Identify all lines below that hold "ylabel" and collect them.

-----

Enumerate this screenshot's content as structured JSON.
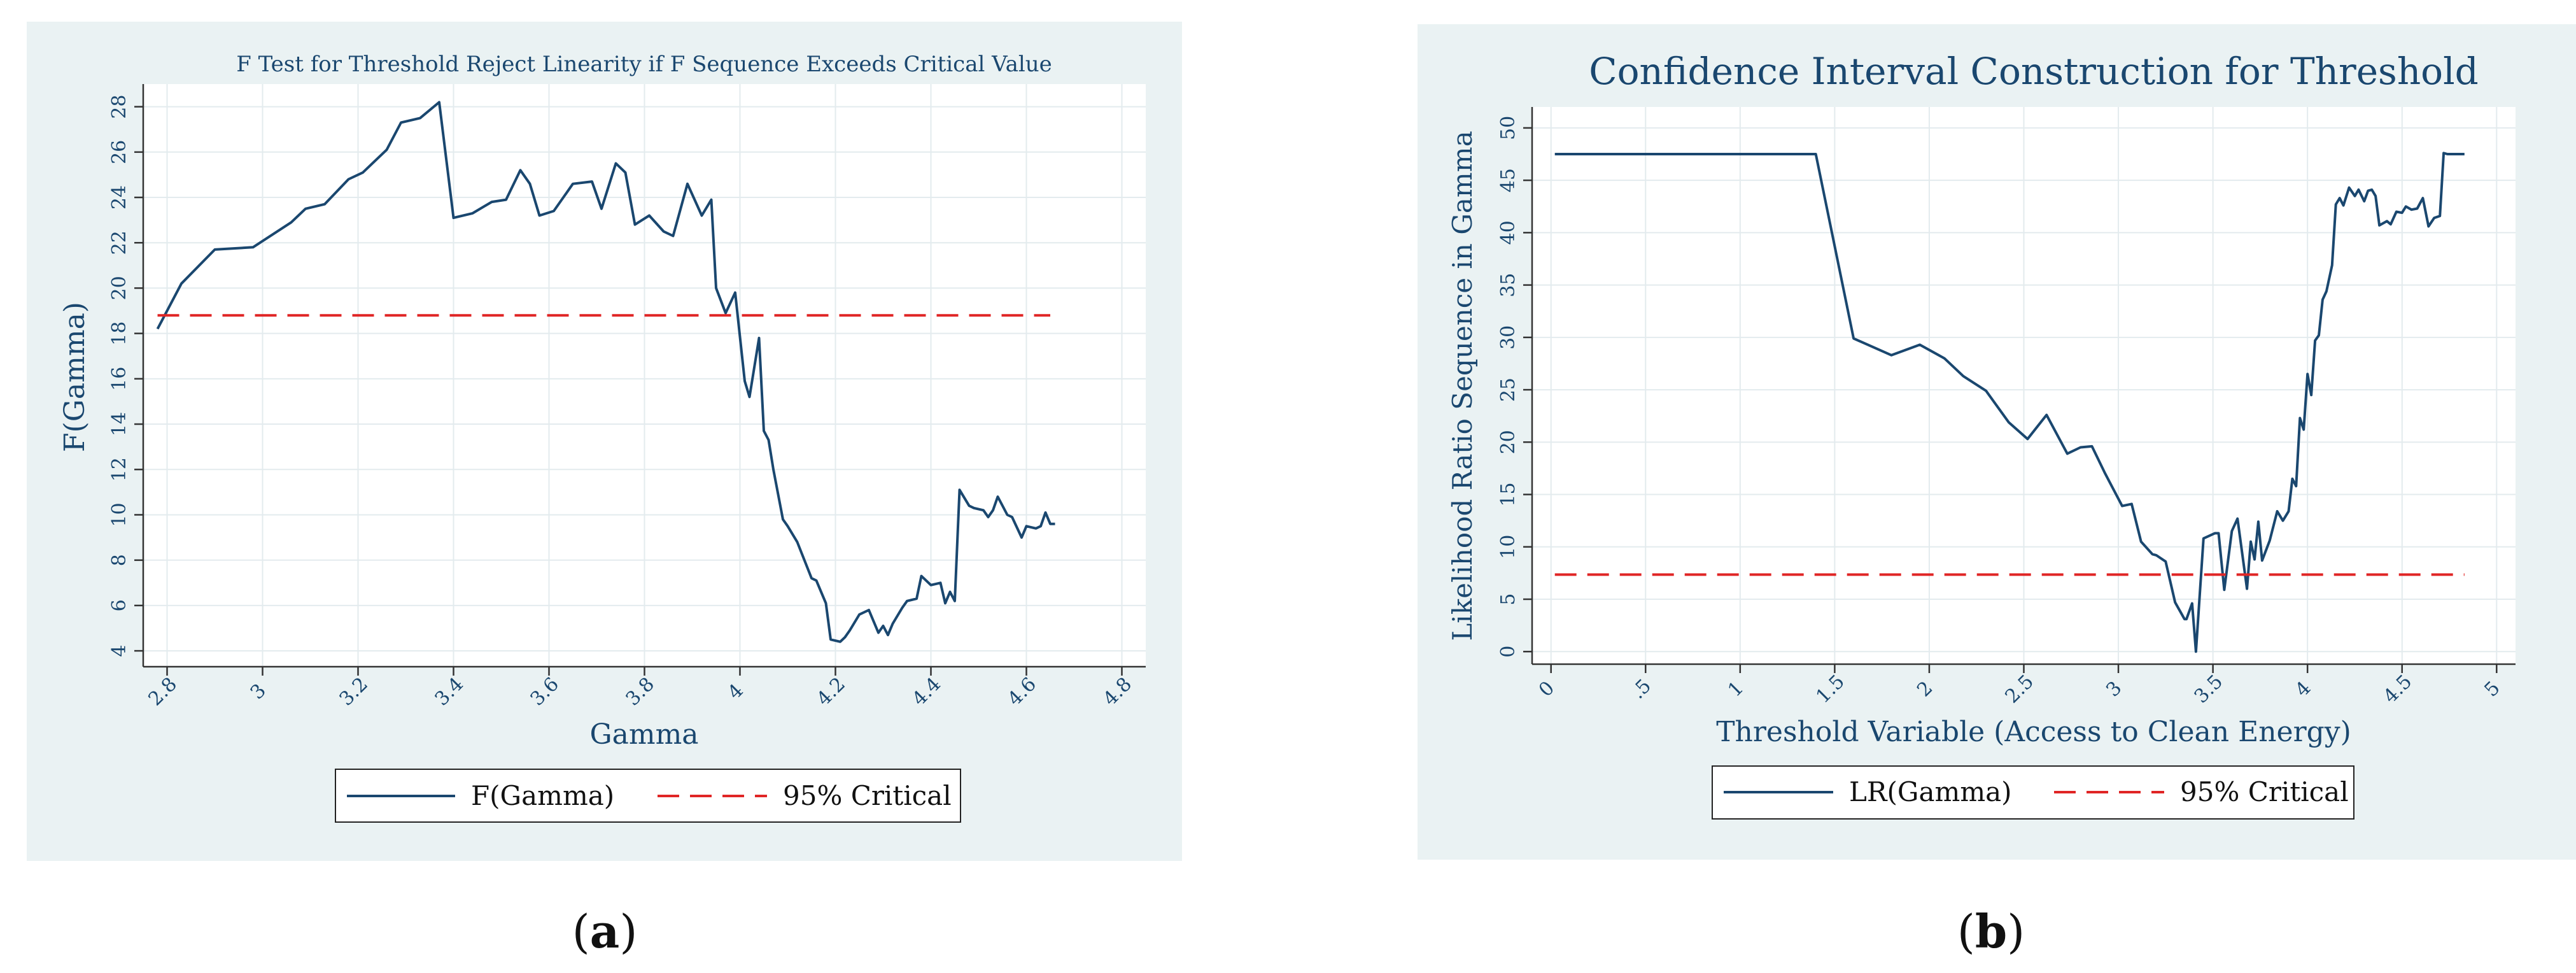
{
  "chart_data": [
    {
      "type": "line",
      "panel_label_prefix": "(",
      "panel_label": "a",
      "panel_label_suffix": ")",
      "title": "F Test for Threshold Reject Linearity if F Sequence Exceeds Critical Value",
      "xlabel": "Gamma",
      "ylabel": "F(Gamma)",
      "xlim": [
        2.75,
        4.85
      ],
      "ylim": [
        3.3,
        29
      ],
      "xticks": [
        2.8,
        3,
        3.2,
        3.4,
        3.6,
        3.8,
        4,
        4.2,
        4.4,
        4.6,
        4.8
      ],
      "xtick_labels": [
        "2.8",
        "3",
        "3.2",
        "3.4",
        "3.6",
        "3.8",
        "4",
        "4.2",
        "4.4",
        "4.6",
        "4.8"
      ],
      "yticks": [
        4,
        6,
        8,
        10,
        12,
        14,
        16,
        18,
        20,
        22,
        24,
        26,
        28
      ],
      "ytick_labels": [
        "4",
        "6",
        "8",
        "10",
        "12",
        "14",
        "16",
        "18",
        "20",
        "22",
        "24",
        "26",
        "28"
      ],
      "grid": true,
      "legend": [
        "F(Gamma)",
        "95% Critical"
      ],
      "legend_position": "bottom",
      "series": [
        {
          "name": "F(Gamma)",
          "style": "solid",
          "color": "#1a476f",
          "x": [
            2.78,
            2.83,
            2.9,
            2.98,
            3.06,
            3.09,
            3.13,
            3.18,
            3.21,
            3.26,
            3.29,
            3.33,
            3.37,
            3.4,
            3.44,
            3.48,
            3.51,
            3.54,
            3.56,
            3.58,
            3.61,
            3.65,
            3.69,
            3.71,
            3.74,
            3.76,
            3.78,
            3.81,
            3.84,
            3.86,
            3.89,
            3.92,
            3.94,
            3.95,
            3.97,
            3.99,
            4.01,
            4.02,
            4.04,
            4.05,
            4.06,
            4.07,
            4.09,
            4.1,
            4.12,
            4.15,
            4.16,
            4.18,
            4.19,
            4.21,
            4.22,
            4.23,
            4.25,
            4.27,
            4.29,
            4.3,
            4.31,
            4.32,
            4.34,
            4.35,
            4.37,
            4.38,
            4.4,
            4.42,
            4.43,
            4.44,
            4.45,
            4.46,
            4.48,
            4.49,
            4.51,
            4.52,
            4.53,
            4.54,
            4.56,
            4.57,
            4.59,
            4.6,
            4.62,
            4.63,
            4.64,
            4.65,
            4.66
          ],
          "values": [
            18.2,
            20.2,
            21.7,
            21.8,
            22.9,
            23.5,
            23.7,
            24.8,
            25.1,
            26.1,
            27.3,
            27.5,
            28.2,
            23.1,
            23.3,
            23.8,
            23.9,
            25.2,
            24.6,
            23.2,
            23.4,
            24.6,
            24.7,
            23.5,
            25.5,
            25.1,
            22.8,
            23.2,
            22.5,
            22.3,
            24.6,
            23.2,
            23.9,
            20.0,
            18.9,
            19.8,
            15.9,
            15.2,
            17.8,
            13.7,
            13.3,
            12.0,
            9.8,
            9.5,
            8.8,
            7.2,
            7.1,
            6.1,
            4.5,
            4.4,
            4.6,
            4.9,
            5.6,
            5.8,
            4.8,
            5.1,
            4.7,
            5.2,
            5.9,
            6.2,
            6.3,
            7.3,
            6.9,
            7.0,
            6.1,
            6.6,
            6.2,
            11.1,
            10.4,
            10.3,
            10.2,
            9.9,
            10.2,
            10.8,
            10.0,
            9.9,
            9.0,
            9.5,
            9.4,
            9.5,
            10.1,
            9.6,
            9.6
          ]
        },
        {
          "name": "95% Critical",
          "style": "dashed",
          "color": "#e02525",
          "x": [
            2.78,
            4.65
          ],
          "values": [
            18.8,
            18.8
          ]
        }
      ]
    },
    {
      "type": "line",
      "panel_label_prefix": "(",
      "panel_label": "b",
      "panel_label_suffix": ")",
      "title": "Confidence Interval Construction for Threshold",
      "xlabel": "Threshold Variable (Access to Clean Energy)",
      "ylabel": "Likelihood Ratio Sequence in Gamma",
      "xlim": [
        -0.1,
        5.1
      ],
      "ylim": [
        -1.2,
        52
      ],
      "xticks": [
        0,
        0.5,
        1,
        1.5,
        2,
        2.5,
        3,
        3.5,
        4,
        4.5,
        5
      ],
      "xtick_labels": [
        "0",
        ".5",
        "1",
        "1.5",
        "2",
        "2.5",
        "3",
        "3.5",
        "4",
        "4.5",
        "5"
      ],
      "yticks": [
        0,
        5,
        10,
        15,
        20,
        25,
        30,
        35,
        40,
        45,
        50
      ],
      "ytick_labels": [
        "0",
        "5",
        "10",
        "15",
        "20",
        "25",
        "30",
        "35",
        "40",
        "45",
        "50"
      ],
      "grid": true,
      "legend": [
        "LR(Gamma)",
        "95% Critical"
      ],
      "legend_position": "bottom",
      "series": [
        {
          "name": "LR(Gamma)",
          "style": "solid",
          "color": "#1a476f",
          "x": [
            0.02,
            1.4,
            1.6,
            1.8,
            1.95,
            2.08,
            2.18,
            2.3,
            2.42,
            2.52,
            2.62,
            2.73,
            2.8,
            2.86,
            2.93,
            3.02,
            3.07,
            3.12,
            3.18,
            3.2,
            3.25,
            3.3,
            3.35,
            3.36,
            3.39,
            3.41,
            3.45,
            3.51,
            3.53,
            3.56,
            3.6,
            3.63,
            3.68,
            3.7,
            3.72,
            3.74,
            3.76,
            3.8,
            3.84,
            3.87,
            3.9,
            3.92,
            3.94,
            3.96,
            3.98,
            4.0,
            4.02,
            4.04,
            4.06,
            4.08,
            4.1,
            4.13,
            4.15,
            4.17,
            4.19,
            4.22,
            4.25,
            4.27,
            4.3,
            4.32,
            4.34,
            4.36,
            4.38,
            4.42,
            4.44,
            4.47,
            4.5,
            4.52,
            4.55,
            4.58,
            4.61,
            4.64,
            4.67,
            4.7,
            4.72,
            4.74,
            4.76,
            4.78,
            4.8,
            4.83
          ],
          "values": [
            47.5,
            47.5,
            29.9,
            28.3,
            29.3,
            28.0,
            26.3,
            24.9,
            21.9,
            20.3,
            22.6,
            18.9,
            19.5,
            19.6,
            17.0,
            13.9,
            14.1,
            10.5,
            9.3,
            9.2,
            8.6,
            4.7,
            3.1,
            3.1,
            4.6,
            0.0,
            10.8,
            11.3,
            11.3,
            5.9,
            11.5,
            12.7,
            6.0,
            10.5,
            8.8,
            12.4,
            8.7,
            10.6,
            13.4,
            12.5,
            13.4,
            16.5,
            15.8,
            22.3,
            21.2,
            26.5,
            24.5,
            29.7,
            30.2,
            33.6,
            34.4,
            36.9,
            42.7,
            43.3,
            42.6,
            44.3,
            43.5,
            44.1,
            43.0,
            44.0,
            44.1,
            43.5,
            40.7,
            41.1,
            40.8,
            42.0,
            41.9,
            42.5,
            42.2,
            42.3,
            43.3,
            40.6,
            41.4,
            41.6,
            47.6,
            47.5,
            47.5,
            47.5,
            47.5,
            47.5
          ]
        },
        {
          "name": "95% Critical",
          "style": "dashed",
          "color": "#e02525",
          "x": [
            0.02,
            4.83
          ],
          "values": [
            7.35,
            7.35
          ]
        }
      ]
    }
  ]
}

-----

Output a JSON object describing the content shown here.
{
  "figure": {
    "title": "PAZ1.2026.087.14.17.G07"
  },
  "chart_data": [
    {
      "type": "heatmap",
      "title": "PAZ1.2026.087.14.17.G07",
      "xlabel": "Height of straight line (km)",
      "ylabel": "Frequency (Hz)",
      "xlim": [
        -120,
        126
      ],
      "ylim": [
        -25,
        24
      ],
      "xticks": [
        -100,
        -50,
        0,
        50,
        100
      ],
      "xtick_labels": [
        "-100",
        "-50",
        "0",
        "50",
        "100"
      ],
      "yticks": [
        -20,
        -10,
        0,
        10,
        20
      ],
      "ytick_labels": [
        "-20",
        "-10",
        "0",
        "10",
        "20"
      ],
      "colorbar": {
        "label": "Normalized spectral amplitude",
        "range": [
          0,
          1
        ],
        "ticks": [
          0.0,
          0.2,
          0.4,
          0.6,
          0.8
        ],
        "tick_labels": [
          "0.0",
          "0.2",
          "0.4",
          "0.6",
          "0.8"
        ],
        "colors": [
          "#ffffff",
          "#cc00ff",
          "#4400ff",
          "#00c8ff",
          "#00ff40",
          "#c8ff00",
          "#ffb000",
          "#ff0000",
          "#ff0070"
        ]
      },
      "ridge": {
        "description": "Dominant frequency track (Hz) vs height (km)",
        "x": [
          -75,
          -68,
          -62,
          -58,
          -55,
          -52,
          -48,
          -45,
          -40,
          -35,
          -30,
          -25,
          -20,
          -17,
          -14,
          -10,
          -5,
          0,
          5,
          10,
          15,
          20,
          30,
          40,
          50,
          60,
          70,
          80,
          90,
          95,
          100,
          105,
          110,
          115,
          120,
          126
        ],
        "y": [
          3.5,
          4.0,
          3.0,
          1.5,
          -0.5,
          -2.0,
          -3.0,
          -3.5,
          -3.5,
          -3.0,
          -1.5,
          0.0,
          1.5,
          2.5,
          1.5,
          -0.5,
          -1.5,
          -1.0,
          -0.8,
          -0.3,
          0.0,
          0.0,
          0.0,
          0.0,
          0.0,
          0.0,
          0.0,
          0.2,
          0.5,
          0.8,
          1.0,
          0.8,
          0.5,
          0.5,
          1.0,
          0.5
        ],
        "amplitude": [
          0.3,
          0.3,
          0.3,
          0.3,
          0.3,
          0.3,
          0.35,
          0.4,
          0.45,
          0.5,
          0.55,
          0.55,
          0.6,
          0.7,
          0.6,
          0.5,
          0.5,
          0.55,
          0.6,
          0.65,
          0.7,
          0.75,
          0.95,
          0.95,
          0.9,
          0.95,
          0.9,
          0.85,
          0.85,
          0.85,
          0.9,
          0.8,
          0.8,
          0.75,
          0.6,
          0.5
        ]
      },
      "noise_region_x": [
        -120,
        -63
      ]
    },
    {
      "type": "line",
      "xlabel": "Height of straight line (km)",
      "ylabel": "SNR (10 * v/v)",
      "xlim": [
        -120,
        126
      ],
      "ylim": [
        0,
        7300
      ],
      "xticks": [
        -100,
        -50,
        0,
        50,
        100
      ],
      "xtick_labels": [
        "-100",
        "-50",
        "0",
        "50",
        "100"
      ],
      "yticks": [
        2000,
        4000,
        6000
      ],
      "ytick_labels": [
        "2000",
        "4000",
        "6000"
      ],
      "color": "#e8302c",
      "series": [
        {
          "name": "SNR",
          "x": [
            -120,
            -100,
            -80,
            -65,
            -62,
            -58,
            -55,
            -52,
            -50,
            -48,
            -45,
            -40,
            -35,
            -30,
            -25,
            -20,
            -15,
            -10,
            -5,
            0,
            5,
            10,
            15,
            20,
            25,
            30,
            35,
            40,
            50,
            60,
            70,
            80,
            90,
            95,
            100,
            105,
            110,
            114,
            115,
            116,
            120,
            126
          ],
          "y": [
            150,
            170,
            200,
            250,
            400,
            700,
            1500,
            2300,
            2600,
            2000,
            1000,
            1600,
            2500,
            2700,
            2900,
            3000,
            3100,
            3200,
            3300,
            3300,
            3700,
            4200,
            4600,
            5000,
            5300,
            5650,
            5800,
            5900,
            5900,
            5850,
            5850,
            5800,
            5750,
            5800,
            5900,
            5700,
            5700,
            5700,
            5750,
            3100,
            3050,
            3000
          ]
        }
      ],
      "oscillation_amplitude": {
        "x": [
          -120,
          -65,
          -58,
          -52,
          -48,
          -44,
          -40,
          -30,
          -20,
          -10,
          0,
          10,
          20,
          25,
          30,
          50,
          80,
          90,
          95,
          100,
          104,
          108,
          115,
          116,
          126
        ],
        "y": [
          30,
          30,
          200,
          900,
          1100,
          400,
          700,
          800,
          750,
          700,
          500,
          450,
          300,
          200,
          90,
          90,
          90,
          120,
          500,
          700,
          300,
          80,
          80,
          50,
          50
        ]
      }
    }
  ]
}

-----

## RESULT
      "ylabel": "F(Gamma)",
      "ylabel": "Likelihood Ratio Sequence in Gamma",
      "ylabel": "Frequency (Hz)",
      "ylabel": "SNR (10 * v/v)",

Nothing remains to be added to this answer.